▸ Records provided
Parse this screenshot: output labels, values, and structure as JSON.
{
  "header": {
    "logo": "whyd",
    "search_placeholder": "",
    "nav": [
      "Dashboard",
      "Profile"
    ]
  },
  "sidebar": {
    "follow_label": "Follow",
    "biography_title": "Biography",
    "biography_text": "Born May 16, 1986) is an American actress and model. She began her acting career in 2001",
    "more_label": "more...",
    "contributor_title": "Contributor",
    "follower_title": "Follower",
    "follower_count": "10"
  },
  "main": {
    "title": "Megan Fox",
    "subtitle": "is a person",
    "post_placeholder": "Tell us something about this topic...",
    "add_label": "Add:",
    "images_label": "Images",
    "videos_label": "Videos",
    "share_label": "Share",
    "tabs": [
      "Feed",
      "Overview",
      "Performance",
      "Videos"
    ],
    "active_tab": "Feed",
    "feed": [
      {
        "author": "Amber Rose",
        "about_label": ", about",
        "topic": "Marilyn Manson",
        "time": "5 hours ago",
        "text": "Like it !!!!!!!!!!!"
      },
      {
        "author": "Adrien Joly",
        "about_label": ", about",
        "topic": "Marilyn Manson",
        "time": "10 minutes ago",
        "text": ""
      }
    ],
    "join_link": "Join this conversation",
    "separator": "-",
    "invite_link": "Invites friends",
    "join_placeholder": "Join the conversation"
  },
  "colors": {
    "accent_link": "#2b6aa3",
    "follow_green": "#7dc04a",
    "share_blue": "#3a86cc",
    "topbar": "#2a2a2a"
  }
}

--

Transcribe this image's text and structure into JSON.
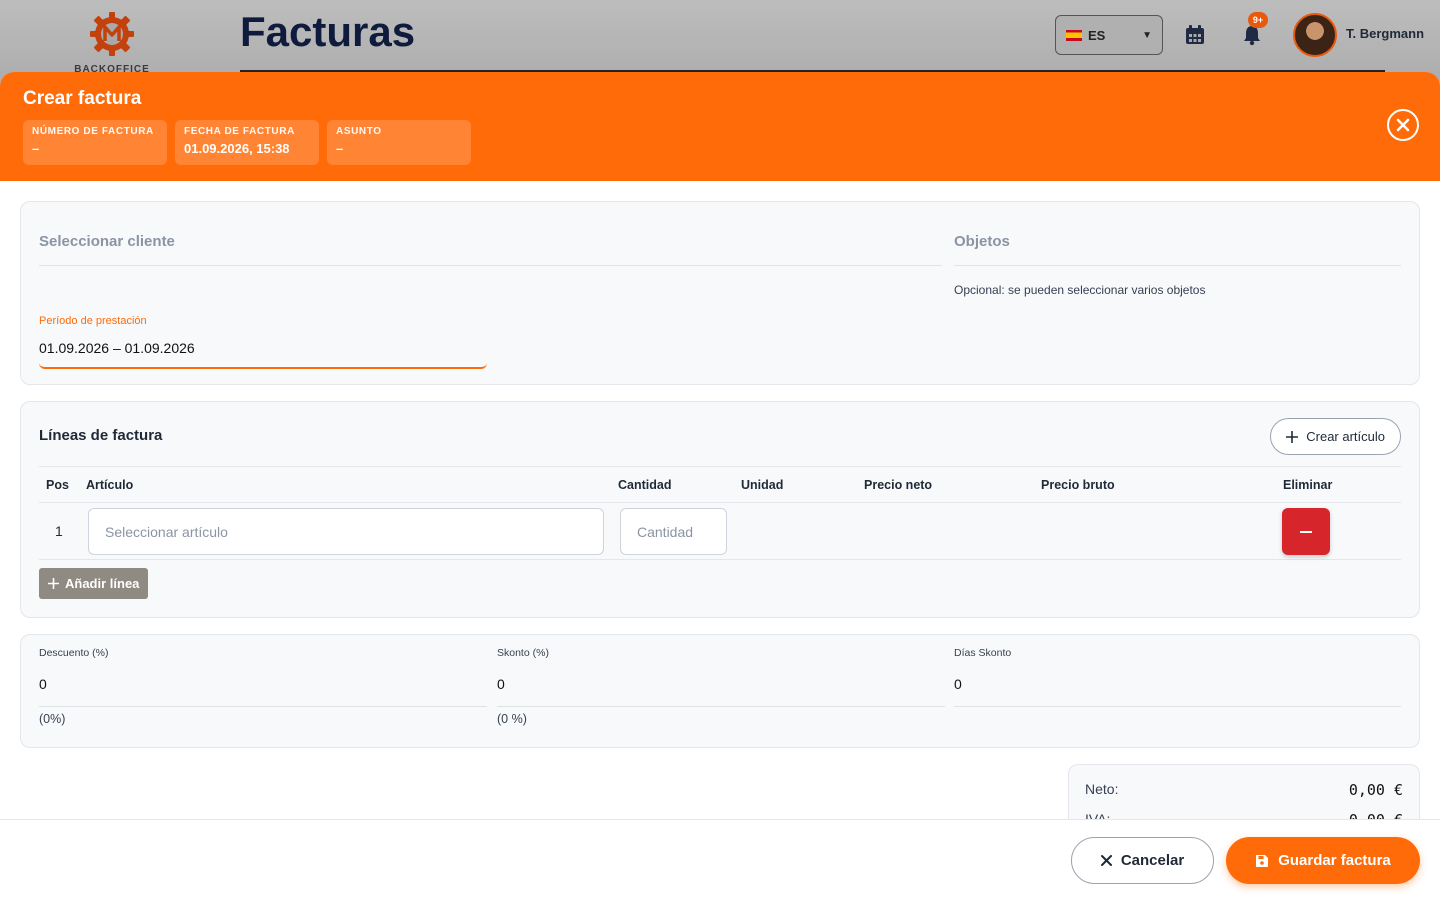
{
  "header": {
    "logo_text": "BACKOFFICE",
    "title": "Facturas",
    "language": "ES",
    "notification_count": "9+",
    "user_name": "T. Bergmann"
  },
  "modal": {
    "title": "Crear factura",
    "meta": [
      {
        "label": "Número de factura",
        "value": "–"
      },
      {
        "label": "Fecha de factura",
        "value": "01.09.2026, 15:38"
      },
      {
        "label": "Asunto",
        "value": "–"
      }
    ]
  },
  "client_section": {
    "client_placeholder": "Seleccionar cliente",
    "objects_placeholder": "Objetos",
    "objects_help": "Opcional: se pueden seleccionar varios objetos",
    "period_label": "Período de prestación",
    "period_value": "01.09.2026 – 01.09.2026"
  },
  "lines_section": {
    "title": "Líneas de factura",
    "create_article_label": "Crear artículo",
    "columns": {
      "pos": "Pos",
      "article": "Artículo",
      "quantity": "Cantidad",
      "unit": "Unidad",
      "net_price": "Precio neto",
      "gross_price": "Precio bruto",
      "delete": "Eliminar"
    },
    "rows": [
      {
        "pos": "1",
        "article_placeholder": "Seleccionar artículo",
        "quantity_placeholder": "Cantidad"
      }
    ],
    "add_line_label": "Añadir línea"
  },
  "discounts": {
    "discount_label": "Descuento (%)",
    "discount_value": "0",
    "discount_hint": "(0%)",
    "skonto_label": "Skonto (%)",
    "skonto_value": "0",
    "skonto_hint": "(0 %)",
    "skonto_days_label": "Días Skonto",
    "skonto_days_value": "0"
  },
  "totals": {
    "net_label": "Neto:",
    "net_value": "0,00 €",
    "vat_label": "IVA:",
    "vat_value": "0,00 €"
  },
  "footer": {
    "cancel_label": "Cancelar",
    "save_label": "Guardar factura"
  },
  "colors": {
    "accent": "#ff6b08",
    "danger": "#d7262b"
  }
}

▸ What to produce
From the material above, gather all lines that include the string "Cantidad" and copy them.

▸ Result below
      "quantity": "Cantidad",
        "quantity_placeholder": "Cantidad"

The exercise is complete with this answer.